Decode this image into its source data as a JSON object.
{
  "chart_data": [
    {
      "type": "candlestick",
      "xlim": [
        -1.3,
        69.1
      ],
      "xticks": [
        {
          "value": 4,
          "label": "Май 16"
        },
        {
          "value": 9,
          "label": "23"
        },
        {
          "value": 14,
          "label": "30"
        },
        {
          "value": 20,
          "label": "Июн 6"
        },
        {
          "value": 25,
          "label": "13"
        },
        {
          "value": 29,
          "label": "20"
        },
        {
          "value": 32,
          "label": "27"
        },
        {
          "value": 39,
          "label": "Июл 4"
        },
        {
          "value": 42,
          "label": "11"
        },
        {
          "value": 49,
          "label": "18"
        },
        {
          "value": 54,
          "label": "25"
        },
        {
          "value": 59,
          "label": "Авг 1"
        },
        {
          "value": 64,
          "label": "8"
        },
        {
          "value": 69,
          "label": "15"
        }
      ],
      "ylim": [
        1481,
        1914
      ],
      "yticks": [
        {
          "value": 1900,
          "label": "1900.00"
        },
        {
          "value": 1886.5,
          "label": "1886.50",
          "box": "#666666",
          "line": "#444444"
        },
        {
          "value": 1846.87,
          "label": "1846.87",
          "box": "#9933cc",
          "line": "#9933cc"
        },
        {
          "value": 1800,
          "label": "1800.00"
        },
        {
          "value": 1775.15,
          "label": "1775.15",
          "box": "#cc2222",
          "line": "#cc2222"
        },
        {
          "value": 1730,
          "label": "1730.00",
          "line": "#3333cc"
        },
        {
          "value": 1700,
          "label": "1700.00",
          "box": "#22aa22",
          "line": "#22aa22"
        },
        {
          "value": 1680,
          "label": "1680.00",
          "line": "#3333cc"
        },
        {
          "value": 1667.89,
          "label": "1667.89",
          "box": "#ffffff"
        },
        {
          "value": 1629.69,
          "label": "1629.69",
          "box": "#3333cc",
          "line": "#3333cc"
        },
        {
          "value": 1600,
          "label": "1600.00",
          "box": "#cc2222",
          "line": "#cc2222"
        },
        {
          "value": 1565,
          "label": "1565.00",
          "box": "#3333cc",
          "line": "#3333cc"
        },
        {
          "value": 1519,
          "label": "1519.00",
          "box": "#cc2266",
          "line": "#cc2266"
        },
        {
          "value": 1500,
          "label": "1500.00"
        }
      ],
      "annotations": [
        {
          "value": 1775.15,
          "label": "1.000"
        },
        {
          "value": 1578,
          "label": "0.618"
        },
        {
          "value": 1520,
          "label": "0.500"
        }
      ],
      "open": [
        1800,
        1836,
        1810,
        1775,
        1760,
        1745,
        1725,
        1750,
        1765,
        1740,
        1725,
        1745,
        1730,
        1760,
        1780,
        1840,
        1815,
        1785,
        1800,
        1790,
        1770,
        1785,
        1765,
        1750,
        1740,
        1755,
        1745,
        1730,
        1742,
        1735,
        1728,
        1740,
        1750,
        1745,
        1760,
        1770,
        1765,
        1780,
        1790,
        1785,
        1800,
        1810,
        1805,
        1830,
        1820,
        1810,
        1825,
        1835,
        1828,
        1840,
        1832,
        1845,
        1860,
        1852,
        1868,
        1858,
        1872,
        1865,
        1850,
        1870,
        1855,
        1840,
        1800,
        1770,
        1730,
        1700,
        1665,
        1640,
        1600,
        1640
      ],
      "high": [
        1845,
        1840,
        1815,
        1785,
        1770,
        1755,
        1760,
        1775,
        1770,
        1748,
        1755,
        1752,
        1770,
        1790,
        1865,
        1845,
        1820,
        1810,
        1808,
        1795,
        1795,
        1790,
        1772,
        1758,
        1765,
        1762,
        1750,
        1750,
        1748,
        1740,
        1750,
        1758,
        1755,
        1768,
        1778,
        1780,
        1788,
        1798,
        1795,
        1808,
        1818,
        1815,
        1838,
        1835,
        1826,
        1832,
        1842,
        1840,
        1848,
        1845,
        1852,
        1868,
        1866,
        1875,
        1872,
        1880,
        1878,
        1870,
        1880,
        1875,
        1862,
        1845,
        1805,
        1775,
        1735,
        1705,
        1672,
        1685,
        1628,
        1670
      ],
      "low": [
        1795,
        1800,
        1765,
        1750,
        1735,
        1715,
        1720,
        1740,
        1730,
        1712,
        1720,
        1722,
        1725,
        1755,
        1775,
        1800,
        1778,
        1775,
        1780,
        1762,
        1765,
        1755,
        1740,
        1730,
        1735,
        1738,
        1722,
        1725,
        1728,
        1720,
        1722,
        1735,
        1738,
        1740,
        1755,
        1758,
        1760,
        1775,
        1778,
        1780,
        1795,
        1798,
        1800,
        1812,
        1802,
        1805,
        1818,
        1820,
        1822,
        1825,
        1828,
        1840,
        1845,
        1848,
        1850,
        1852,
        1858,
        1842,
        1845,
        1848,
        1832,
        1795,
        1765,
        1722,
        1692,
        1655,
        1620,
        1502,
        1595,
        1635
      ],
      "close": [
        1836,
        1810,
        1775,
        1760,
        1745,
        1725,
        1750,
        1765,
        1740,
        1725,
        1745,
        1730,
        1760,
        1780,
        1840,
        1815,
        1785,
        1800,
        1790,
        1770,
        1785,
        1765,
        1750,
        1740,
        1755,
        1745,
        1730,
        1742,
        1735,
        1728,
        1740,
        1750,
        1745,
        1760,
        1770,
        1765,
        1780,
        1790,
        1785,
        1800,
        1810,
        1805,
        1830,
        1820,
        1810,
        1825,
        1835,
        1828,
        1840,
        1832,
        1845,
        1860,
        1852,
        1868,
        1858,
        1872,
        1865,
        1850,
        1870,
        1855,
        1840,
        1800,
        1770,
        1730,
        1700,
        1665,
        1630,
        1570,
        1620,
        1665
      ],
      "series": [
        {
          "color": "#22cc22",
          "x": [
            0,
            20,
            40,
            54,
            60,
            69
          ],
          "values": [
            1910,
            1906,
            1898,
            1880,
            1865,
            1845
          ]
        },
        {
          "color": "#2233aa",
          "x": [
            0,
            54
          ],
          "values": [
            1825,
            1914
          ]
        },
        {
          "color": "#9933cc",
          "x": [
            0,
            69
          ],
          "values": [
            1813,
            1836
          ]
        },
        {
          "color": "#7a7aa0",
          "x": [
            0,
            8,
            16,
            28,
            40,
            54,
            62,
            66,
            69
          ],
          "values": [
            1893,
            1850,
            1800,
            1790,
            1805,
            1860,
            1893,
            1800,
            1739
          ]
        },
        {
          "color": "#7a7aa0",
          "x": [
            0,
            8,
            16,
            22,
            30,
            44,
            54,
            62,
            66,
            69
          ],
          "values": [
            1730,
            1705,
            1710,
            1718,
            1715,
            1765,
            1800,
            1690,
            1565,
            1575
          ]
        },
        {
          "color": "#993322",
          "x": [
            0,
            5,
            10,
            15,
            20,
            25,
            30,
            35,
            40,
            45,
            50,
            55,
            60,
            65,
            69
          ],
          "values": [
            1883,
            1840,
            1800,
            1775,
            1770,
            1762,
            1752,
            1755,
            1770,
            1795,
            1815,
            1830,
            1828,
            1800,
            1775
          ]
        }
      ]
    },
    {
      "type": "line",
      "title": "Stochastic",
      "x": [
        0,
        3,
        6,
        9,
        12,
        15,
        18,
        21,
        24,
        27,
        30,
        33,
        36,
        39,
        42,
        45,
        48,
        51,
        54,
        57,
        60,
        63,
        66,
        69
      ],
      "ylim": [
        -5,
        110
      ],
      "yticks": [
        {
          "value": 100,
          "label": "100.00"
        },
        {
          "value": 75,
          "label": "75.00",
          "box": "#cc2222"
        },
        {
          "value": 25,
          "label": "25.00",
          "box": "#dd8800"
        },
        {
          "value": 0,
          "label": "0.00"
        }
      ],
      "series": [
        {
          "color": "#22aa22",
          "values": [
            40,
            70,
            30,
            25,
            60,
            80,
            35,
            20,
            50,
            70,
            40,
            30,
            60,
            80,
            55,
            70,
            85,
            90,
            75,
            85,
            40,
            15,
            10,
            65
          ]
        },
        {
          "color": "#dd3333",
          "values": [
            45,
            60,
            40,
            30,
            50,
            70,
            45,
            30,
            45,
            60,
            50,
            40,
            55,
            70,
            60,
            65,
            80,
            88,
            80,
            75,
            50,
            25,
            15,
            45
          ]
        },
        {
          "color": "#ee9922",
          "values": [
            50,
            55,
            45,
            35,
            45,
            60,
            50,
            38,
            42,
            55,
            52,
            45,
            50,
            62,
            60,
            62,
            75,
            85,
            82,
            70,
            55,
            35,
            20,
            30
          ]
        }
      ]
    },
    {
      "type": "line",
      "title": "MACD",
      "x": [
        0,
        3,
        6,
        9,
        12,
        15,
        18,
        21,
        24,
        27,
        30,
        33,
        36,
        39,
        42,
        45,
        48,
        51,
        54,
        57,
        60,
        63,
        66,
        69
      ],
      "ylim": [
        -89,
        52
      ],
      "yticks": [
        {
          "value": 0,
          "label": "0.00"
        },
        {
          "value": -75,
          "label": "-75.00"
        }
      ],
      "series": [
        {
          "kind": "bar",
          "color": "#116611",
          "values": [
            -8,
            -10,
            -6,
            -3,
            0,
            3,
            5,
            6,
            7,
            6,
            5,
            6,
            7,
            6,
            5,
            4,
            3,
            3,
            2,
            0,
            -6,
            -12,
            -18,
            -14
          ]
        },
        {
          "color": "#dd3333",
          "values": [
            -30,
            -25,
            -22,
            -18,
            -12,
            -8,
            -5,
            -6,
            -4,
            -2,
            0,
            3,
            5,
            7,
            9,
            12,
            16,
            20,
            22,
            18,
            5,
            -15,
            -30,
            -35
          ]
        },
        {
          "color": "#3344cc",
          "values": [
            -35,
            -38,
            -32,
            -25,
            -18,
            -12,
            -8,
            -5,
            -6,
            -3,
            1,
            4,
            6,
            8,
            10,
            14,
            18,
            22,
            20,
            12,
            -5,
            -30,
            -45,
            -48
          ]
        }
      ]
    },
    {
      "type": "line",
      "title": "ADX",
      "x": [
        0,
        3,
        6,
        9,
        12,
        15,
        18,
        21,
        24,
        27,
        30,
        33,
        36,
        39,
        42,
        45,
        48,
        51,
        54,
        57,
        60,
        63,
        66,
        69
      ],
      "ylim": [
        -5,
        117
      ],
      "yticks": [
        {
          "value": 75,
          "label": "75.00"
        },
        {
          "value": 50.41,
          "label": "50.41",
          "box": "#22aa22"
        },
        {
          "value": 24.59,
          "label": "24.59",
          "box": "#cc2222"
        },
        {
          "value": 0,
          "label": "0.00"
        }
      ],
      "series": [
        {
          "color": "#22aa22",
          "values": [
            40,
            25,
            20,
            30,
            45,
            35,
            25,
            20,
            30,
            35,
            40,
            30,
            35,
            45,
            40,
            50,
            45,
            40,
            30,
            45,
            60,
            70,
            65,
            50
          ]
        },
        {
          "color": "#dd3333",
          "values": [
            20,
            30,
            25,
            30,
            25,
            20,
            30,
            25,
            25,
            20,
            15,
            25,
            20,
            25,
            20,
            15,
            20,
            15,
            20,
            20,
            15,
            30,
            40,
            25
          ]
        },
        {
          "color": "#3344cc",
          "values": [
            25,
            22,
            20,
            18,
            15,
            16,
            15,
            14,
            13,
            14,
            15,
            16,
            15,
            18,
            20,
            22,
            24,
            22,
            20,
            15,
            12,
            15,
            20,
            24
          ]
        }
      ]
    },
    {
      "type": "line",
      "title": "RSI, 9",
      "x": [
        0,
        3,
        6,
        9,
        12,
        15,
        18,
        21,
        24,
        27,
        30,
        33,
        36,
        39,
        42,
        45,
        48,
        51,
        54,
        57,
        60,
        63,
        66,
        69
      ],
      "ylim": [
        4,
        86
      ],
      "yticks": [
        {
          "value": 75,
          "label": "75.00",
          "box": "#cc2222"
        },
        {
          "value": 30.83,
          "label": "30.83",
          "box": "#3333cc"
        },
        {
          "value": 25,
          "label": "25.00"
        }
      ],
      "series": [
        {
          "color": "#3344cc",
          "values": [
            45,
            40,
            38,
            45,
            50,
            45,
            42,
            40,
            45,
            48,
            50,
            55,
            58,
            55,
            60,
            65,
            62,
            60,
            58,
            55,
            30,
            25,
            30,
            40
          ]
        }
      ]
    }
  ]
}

══════════════════════════════

Indicate how many lines of the material contain the string "title", giving the number and nothing more.

4